(Dataset items)

:::::

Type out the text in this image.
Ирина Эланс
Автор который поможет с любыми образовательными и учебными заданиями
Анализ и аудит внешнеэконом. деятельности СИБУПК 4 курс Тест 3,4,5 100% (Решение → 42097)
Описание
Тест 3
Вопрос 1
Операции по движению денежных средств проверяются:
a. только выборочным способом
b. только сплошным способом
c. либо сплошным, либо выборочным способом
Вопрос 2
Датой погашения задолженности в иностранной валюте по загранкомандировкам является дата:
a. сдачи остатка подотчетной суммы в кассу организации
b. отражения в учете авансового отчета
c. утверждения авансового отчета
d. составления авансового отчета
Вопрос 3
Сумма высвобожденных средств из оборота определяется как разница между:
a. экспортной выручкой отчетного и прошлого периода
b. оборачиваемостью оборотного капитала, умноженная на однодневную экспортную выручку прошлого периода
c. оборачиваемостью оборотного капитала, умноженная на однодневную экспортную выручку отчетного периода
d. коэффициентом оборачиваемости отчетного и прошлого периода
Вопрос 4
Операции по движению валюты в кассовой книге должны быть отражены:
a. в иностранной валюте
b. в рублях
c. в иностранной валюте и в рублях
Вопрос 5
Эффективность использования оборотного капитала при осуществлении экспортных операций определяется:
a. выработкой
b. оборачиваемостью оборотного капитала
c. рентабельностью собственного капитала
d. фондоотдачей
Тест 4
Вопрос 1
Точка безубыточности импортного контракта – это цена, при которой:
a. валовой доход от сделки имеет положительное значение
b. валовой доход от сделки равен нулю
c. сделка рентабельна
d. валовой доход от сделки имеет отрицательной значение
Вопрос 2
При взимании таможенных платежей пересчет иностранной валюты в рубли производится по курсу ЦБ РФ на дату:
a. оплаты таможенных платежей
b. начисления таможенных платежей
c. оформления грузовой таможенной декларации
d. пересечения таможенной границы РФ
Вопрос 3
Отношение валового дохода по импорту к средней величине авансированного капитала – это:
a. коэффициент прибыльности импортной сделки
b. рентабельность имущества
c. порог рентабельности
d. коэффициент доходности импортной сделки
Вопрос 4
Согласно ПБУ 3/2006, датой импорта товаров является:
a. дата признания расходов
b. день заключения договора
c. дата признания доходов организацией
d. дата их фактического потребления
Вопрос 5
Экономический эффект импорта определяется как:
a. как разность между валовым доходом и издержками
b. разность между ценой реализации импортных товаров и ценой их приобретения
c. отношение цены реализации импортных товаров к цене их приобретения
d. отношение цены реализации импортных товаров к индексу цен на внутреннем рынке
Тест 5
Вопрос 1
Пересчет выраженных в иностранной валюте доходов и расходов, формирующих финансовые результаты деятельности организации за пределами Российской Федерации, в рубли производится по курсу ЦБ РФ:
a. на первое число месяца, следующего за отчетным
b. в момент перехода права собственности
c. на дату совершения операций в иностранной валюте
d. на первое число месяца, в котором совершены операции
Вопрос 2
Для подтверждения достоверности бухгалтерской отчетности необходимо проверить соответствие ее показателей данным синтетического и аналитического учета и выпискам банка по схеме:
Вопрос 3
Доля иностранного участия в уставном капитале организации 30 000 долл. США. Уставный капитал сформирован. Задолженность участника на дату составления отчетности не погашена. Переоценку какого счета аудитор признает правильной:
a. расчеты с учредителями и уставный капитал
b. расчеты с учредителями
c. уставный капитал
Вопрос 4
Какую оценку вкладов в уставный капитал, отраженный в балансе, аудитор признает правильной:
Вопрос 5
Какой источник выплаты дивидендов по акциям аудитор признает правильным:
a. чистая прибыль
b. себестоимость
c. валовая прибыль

:::::

Only the number is required: the count of lines containing the word "авансового".

3